WHAT THE TASK REQUIRES :: Count each line in which the word "некоммерческим" appears. Reply with the total and nothing more.

RECORDED INFORMATION ::

□ □ □

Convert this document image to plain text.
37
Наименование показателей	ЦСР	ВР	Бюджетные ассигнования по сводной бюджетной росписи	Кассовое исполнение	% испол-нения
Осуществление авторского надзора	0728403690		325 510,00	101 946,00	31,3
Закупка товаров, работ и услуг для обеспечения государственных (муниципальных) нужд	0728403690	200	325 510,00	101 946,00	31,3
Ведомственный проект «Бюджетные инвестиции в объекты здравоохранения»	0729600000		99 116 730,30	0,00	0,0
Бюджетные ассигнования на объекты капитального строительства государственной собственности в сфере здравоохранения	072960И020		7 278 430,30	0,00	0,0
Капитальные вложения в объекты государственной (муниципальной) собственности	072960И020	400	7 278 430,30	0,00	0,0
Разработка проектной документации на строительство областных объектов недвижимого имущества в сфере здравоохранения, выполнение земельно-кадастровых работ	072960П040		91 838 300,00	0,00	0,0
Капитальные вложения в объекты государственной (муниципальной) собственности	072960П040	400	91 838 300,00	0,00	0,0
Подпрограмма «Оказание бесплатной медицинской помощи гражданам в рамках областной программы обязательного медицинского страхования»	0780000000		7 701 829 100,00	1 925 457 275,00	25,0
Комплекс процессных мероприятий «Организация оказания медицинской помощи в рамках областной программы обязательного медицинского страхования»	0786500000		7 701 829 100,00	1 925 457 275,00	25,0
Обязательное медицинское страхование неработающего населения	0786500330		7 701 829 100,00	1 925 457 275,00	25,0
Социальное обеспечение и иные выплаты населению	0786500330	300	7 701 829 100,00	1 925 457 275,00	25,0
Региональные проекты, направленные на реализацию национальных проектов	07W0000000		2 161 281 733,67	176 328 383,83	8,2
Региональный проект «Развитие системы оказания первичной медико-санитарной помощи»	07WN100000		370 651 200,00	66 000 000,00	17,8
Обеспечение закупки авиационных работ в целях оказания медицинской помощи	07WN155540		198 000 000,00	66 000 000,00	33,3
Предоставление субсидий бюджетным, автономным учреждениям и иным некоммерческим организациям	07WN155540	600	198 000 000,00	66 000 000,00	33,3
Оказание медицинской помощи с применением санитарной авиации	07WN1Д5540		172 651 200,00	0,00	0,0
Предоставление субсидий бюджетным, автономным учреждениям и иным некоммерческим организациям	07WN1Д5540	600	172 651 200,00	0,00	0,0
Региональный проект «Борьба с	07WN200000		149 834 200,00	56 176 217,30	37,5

□ □ □

RESULT OF THIS TASK :: 2